## REQUIRED WORK
Retype the full set of records. Keep every character identical.

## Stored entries
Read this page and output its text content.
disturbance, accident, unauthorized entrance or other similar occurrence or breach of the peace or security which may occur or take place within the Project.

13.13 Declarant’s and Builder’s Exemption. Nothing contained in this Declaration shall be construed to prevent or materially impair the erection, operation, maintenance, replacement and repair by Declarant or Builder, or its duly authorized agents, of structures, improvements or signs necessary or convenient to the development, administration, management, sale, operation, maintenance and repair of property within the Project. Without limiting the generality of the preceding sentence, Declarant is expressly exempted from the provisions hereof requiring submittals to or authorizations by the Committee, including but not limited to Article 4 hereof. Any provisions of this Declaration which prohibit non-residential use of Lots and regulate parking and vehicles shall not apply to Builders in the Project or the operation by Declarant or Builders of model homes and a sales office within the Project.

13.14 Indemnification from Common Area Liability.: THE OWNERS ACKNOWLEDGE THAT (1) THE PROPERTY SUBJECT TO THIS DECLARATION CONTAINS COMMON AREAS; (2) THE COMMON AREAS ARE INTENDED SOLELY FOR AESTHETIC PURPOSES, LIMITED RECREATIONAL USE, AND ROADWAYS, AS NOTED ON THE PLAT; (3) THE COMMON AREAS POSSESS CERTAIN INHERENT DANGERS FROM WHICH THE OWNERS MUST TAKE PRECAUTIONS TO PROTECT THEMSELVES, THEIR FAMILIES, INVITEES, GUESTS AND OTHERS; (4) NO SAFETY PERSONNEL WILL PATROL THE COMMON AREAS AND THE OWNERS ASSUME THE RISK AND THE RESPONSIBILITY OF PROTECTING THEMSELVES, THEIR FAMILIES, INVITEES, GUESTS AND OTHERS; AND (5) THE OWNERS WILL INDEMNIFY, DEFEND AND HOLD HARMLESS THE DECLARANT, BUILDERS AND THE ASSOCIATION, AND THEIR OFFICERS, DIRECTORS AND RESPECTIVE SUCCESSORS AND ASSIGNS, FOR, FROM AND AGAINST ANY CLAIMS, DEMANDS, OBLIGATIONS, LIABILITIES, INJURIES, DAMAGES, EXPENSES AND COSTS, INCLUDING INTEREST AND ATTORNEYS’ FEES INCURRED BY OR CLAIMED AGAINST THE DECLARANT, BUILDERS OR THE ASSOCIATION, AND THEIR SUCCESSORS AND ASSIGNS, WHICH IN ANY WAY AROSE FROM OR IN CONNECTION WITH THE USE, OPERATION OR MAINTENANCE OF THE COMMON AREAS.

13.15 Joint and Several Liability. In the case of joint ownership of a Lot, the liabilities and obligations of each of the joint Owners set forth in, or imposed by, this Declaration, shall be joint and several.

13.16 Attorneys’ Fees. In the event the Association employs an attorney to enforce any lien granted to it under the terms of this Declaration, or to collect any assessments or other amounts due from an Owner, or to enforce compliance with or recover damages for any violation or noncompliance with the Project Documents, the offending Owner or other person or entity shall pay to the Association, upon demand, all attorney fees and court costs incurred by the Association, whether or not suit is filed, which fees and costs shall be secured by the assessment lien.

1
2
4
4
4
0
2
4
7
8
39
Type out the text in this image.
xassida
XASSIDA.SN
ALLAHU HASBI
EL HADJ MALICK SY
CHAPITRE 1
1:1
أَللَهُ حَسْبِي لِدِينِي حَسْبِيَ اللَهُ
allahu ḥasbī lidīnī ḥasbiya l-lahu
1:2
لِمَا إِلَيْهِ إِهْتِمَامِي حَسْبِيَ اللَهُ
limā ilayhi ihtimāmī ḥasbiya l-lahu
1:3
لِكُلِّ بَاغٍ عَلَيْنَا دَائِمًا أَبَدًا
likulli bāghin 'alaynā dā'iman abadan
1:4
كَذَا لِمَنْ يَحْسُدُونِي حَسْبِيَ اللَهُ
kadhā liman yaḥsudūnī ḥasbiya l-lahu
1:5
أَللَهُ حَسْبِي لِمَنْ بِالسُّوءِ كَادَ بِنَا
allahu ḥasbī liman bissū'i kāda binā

## RESULT OF THIS EXERCISE
Read this page and output its text content.
disturbance, accident, unauthorized entrance or other similar occurrence or breach of the peace or security which may occur or take place within the Project.

13.13 Declarant’s and Builder’s Exemption. Nothing contained in this Declaration shall be construed to prevent or materially impair the erection, operation, maintenance, replacement and repair by Declarant or Builder, or its duly authorized agents, of structures, improvements or signs necessary or convenient to the development, administration, management, sale, operation, maintenance and repair of property within the Project. Without limiting the generality of the preceding sentence, Declarant is expressly exempted from the provisions hereof requiring submittals to or authorizations by the Committee, including but not limited to Article 4 hereof. Any provisions of this Declaration which prohibit non-residential use of Lots and regulate parking and vehicles shall not apply to Builders in the Project or the operation by Declarant or Builders of model homes and a sales office within the Project.

13.14 Indemnification from Common Area Liability.: THE OWNERS ACKNOWLEDGE THAT (1) THE PROPERTY SUBJECT TO THIS DECLARATION CONTAINS COMMON AREAS; (2) THE COMMON AREAS ARE INTENDED SOLELY FOR AESTHETIC PURPOSES, LIMITED RECREATIONAL USE, AND ROADWAYS, AS NOTED ON THE PLAT; (3) THE COMMON AREAS POSSESS CERTAIN INHERENT DANGERS FROM WHICH THE OWNERS MUST TAKE PRECAUTIONS TO PROTECT THEMSELVES, THEIR FAMILIES, INVITEES, GUESTS AND OTHERS; (4) NO SAFETY PERSONNEL WILL PATROL THE COMMON AREAS AND THE OWNERS ASSUME THE RISK AND THE RESPONSIBILITY OF PROTECTING THEMSELVES, THEIR FAMILIES, INVITEES, GUESTS AND OTHERS; AND (5) THE OWNERS WILL INDEMNIFY, DEFEND AND HOLD HARMLESS THE DECLARANT, BUILDERS AND THE ASSOCIATION, AND THEIR OFFICERS, DIRECTORS AND RESPECTIVE SUCCESSORS AND ASSIGNS, FOR, FROM AND AGAINST ANY CLAIMS, DEMANDS, OBLIGATIONS, LIABILITIES, INJURIES, DAMAGES, EXPENSES AND COSTS, INCLUDING INTEREST AND ATTORNEYS’ FEES INCURRED BY OR CLAIMED AGAINST THE DECLARANT, BUILDERS OR THE ASSOCIATION, AND THEIR SUCCESSORS AND ASSIGNS, WHICH IN ANY WAY AROSE FROM OR IN CONNECTION WITH THE USE, OPERATION OR MAINTENANCE OF THE COMMON AREAS.

13.15 Joint and Several Liability. In the case of joint ownership of a Lot, the liabilities and obligations of each of the joint Owners set forth in, or imposed by, this Declaration, shall be joint and several.

13.16 Attorneys’ Fees. In the event the Association employs an attorney to enforce any lien granted to it under the terms of this Declaration, or to collect any assessments or other amounts due from an Owner, or to enforce compliance with or recover damages for any violation or noncompliance with the Project Documents, the offending Owner or other person or entity shall pay to the Association, upon demand, all attorney fees and court costs incurred by the Association, whether or not suit is filed, which fees and costs shall be secured by the assessment lien.

1
2
4
4
4
0
2
4
7
8
39
Type out the text in this image.
xassida
XASSIDA.SN
ALLAHU HASBI
EL HADJ MALICK SY
CHAPITRE 1
1:1
أَللَهُ حَسْبِي لِدِينِي حَسْبِيَ اللَهُ
allahu ḥasbī lidīnī ḥasbiya l-lahu
1:2
لِمَا إِلَيْهِ إِهْتِمَامِي حَسْبِيَ اللَهُ
limā ilayhi ihtimāmī ḥasbiya l-lahu
1:3
لِكُلِّ بَاغٍ عَلَيْنَا دَائِمًا أَبَدًا
likulli bāghin 'alaynā dā'iman abadan
1:4
كَذَا لِمَنْ يَحْسُدُونِي حَسْبِيَ اللَهُ
kadhā liman yaḥsudūnī ḥasbiya l-lahu
1:5
أَللَهُ حَسْبِي لِمَنْ بِالسُّوءِ كَادَ بِنَا
allahu ḥasbī liman bissū'i kāda binā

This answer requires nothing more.